Each record that follows should be repeated exactly, minus any images.

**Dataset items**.
— START —
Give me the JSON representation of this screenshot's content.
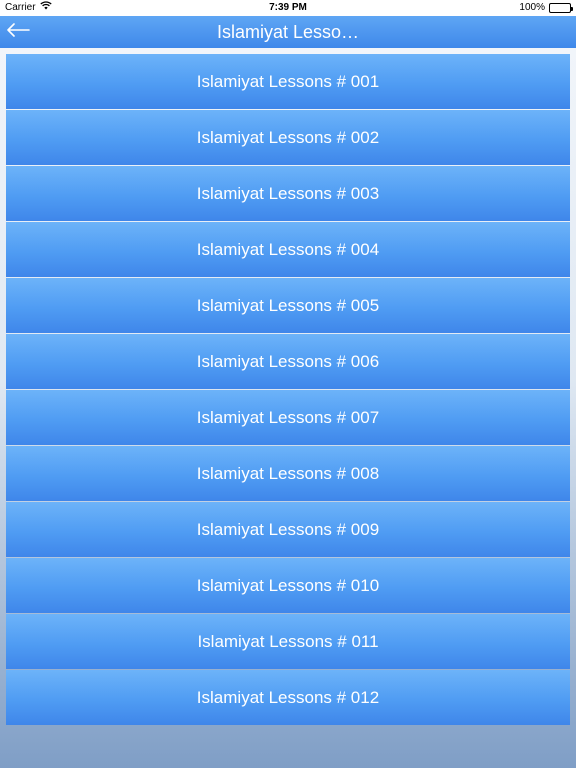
{
  "status_bar": {
    "carrier": "Carrier",
    "time": "7:39 PM",
    "battery": "100%",
    "icons": [
      "wifi-icon",
      "battery-icon"
    ]
  },
  "nav": {
    "back_icon": "back-arrow-icon",
    "title": "Islamiyat Lesso…"
  },
  "lessons": [
    "Islamiyat Lessons # 001",
    "Islamiyat Lessons # 002",
    "Islamiyat Lessons # 003",
    "Islamiyat Lessons # 004",
    "Islamiyat Lessons # 005",
    "Islamiyat Lessons # 006",
    "Islamiyat Lessons # 007",
    "Islamiyat Lessons # 008",
    "Islamiyat Lessons # 009",
    "Islamiyat Lessons # 010",
    "Islamiyat Lessons # 011",
    "Islamiyat Lessons # 012"
  ],
  "colors": {
    "nav_top": "#5fa6f4",
    "nav_bottom": "#3e88ea",
    "button_top": "#6db3f9",
    "button_bottom": "#3f86ea",
    "text": "#ffffff"
  }
}
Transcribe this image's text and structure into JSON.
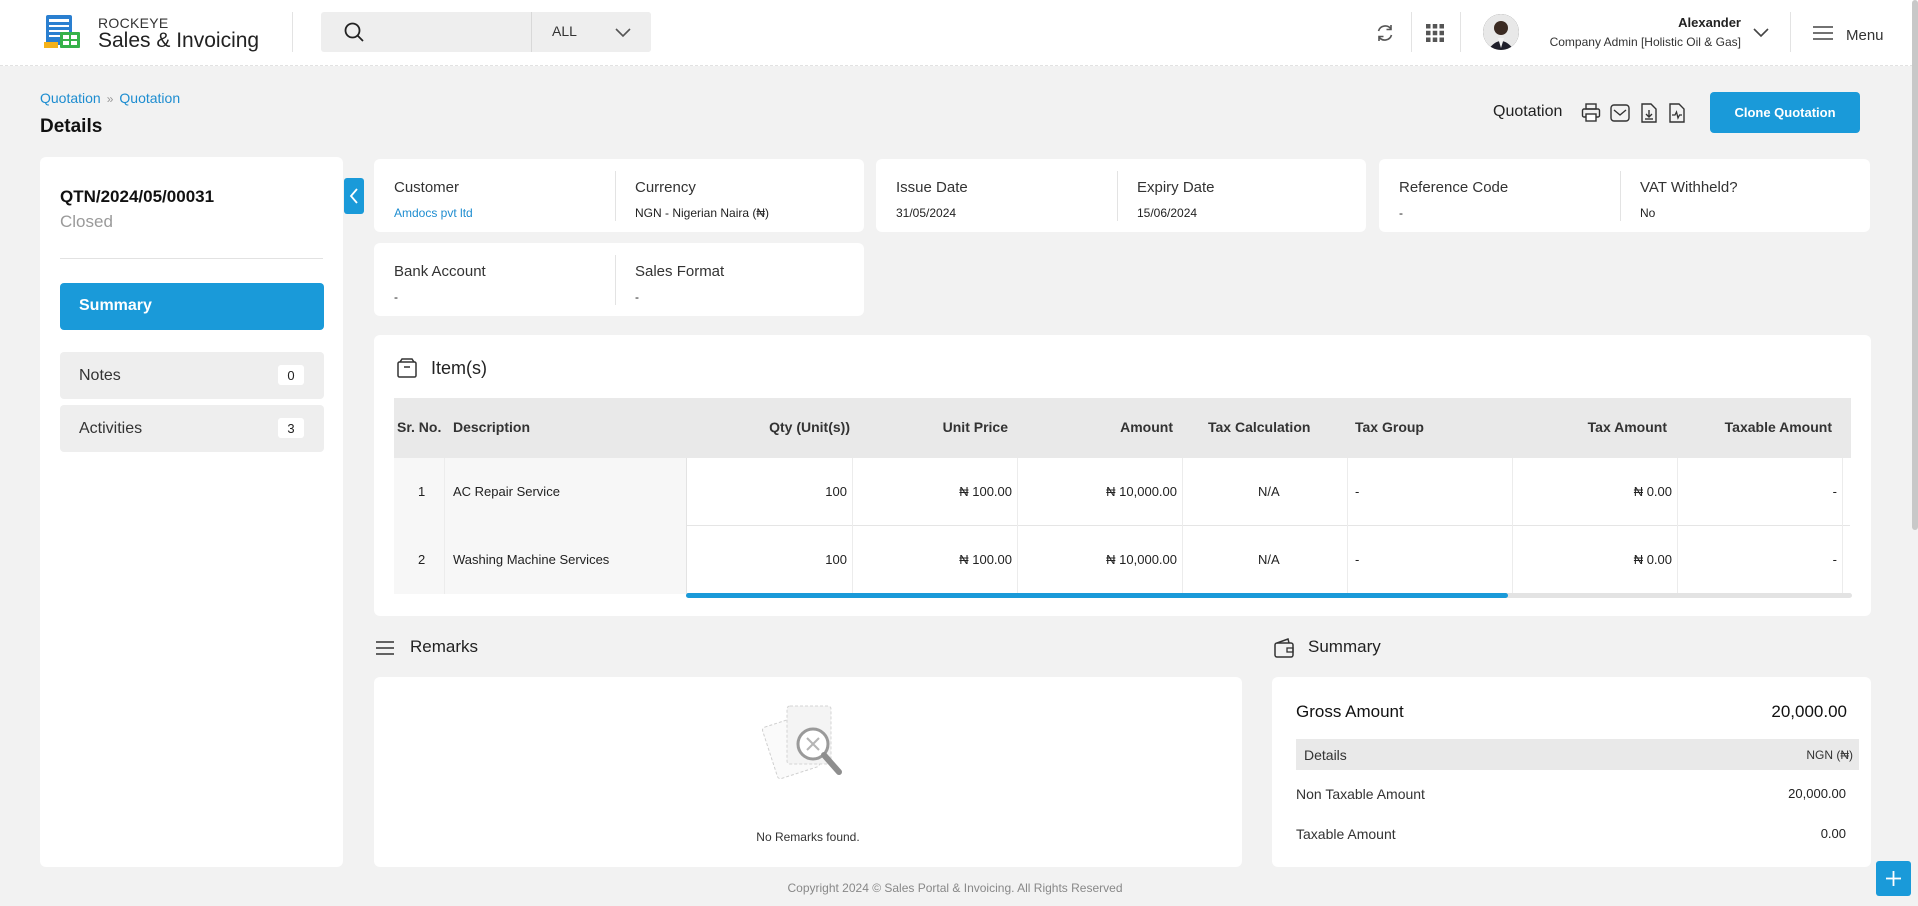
{
  "app": {
    "brand_small": "ROCKEYE",
    "brand_name": "Sales & Invoicing"
  },
  "header": {
    "search_placeholder": "",
    "filter_value": "ALL",
    "user_name": "Alexander",
    "user_role": "Company Admin [Holistic Oil & Gas]",
    "menu_label": "Menu"
  },
  "breadcrumb": {
    "item1": "Quotation",
    "item2": "Quotation"
  },
  "page": {
    "title": "Details",
    "doc_type_label": "Quotation",
    "clone_button": "Clone Quotation"
  },
  "left_panel": {
    "doc_number": "QTN/2024/05/00031",
    "status": "Closed",
    "nav": {
      "summary": "Summary",
      "notes": {
        "label": "Notes",
        "count": "0"
      },
      "activities": {
        "label": "Activities",
        "count": "3"
      }
    }
  },
  "info": {
    "customer": {
      "label": "Customer",
      "value": "Amdocs pvt ltd"
    },
    "currency": {
      "label": "Currency",
      "value": "NGN - Nigerian Naira (₦)"
    },
    "issue_date": {
      "label": "Issue Date",
      "value": "31/05/2024"
    },
    "expiry_date": {
      "label": "Expiry Date",
      "value": "15/06/2024"
    },
    "reference_code": {
      "label": "Reference Code",
      "value": "-"
    },
    "vat_withheld": {
      "label": "VAT Withheld?",
      "value": "No"
    },
    "bank_account": {
      "label": "Bank Account",
      "value": "-"
    },
    "sales_format": {
      "label": "Sales Format",
      "value": "-"
    }
  },
  "items": {
    "title": "Item(s)",
    "columns": {
      "sr": "Sr. No.",
      "description": "Description",
      "qty": "Qty (Unit(s))",
      "unit_price": "Unit Price",
      "amount": "Amount",
      "tax_calc": "Tax Calculation",
      "tax_group": "Tax Group",
      "tax_amount": "Tax Amount",
      "taxable_amount": "Taxable Amount"
    },
    "rows": [
      {
        "sr": "1",
        "description": "AC Repair Service",
        "qty": "100",
        "unit_price": "₦ 100.00",
        "amount": "₦ 10,000.00",
        "tax_calc": "N/A",
        "tax_group": "-",
        "tax_amount": "₦ 0.00",
        "taxable_amount": "-"
      },
      {
        "sr": "2",
        "description": "Washing Machine Services",
        "qty": "100",
        "unit_price": "₦ 100.00",
        "amount": "₦ 10,000.00",
        "tax_calc": "N/A",
        "tax_group": "-",
        "tax_amount": "₦ 0.00",
        "taxable_amount": "-"
      }
    ]
  },
  "remarks": {
    "title": "Remarks",
    "empty_text": "No Remarks found."
  },
  "summary": {
    "title": "Summary",
    "gross_label": "Gross Amount",
    "gross_value": "20,000.00",
    "details_label": "Details",
    "details_currency": "NGN (₦)",
    "non_taxable_label": "Non Taxable Amount",
    "non_taxable_value": "20,000.00",
    "taxable_label": "Taxable Amount",
    "taxable_value": "0.00"
  },
  "footer": {
    "text": "Copyright 2024 © Sales Portal & Invoicing. All Rights Reserved"
  },
  "colors": {
    "accent": "#1a9ad9",
    "link": "#1e8dd0",
    "background": "#f2f2f2"
  },
  "icons": [
    "app-logo-icon",
    "search-icon",
    "chevron-down-icon",
    "refresh-icon",
    "apps-grid-icon",
    "hamburger-icon",
    "print-icon",
    "email-icon",
    "download-icon",
    "pdf-icon",
    "chevron-left-icon",
    "box-icon",
    "list-icon",
    "wallet-icon",
    "empty-search-icon",
    "plus-icon"
  ]
}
— END —
**ANSWER FOR THIS EXERCISE**.
Give me the JSON representation of this screenshot's content.
{
  "status_bar": {
    "carrier": "Carrier",
    "time": "7:39 PM",
    "battery": "100%",
    "icons": [
      "wifi-icon",
      "battery-icon"
    ]
  },
  "nav": {
    "back_icon": "back-arrow-icon",
    "title": "Islamiyat Lesso…"
  },
  "lessons": [
    "Islamiyat Lessons # 001",
    "Islamiyat Lessons # 002",
    "Islamiyat Lessons # 003",
    "Islamiyat Lessons # 004",
    "Islamiyat Lessons # 005",
    "Islamiyat Lessons # 006",
    "Islamiyat Lessons # 007",
    "Islamiyat Lessons # 008",
    "Islamiyat Lessons # 009",
    "Islamiyat Lessons # 010",
    "Islamiyat Lessons # 011",
    "Islamiyat Lessons # 012"
  ],
  "colors": {
    "nav_top": "#5fa6f4",
    "nav_bottom": "#3e88ea",
    "button_top": "#6db3f9",
    "button_bottom": "#3f86ea",
    "text": "#ffffff"
  }
}
Transcribe this image's text and structure into JSON.
{
  "app": {
    "brand_small": "ROCKEYE",
    "brand_name": "Sales & Invoicing"
  },
  "header": {
    "search_placeholder": "",
    "filter_value": "ALL",
    "user_name": "Alexander",
    "user_role": "Company Admin [Holistic Oil & Gas]",
    "menu_label": "Menu"
  },
  "breadcrumb": {
    "item1": "Quotation",
    "item2": "Quotation"
  },
  "page": {
    "title": "Details",
    "doc_type_label": "Quotation",
    "clone_button": "Clone Quotation"
  },
  "left_panel": {
    "doc_number": "QTN/2024/05/00031",
    "status": "Closed",
    "nav": {
      "summary": "Summary",
      "notes": {
        "label": "Notes",
        "count": "0"
      },
      "activities": {
        "label": "Activities",
        "count": "3"
      }
    }
  },
  "info": {
    "customer": {
      "label": "Customer",
      "value": "Amdocs pvt ltd"
    },
    "currency": {
      "label": "Currency",
      "value": "NGN - Nigerian Naira (₦)"
    },
    "issue_date": {
      "label": "Issue Date",
      "value": "31/05/2024"
    },
    "expiry_date": {
      "label": "Expiry Date",
      "value": "15/06/2024"
    },
    "reference_code": {
      "label": "Reference Code",
      "value": "-"
    },
    "vat_withheld": {
      "label": "VAT Withheld?",
      "value": "No"
    },
    "bank_account": {
      "label": "Bank Account",
      "value": "-"
    },
    "sales_format": {
      "label": "Sales Format",
      "value": "-"
    }
  },
  "items": {
    "title": "Item(s)",
    "columns": {
      "sr": "Sr. No.",
      "description": "Description",
      "qty": "Qty (Unit(s))",
      "unit_price": "Unit Price",
      "amount": "Amount",
      "tax_calc": "Tax Calculation",
      "tax_group": "Tax Group",
      "tax_amount": "Tax Amount",
      "taxable_amount": "Taxable Amount"
    },
    "rows": [
      {
        "sr": "1",
        "description": "AC Repair Service",
        "qty": "100",
        "unit_price": "₦ 100.00",
        "amount": "₦ 10,000.00",
        "tax_calc": "N/A",
        "tax_group": "-",
        "tax_amount": "₦ 0.00",
        "taxable_amount": "-"
      },
      {
        "sr": "2",
        "description": "Washing Machine Services",
        "qty": "100",
        "unit_price": "₦ 100.00",
        "amount": "₦ 10,000.00",
        "tax_calc": "N/A",
        "tax_group": "-",
        "tax_amount": "₦ 0.00",
        "taxable_amount": "-"
      }
    ]
  },
  "remarks": {
    "title": "Remarks",
    "empty_text": "No Remarks found."
  },
  "summary": {
    "title": "Summary",
    "gross_label": "Gross Amount",
    "gross_value": "20,000.00",
    "details_label": "Details",
    "details_currency": "NGN (₦)",
    "non_taxable_label": "Non Taxable Amount",
    "non_taxable_value": "20,000.00",
    "taxable_label": "Taxable Amount",
    "taxable_value": "0.00"
  },
  "footer": {
    "text": "Copyright 2024 © Sales Portal & Invoicing. All Rights Reserved"
  },
  "colors": {
    "accent": "#1a9ad9",
    "link": "#1e8dd0",
    "background": "#f2f2f2"
  },
  "icons": [
    "app-logo-icon",
    "search-icon",
    "chevron-down-icon",
    "refresh-icon",
    "apps-grid-icon",
    "hamburger-icon",
    "print-icon",
    "email-icon",
    "download-icon",
    "pdf-icon",
    "chevron-left-icon",
    "box-icon",
    "list-icon",
    "wallet-icon",
    "empty-search-icon",
    "plus-icon"
  ]
}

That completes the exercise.